▸ Exercise details
Below are some records; retype all of them exactly.

▸ Dataset excerpts
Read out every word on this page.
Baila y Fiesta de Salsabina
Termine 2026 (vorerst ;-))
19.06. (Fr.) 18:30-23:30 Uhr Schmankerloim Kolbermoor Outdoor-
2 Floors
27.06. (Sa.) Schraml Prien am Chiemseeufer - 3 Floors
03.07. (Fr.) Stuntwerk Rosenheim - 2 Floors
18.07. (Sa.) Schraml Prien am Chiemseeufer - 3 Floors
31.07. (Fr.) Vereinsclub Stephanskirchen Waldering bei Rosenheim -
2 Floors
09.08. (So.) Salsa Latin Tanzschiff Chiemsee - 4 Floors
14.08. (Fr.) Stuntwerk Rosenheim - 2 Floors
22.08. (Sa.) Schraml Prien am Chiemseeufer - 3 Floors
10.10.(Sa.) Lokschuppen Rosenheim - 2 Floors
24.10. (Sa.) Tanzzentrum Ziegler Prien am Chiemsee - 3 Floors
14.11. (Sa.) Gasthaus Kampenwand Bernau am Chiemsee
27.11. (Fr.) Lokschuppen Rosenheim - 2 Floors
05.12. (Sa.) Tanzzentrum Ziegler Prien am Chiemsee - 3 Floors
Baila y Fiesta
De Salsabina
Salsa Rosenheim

▸ Solution to the exercise
Read out every word on this page.
Baila y Fiesta de Salsabina
Termine 2026 (vorerst ;-))
19.06. (Fr.) 18:30-23:30 Uhr Schmankerloim Kolbermoor Outdoor-
2 Floors
27.06. (Sa.) Schraml Prien am Chiemseeufer - 3 Floors
03.07. (Fr.) Stuntwerk Rosenheim - 2 Floors
18.07. (Sa.) Schraml Prien am Chiemseeufer - 3 Floors
31.07. (Fr.) Vereinsclub Stephanskirchen Waldering bei Rosenheim -
2 Floors
09.08. (So.) Salsa Latin Tanzschiff Chiemsee - 4 Floors
14.08. (Fr.) Stuntwerk Rosenheim - 2 Floors
22.08. (Sa.) Schraml Prien am Chiemseeufer - 3 Floors
10.10.(Sa.) Lokschuppen Rosenheim - 2 Floors
24.10. (Sa.) Tanzzentrum Ziegler Prien am Chiemsee - 3 Floors
14.11. (Sa.) Gasthaus Kampenwand Bernau am Chiemsee
27.11. (Fr.) Lokschuppen Rosenheim - 2 Floors
05.12. (Sa.) Tanzzentrum Ziegler Prien am Chiemsee - 3 Floors
Baila y Fiesta
De Salsabina
Salsa Rosenheim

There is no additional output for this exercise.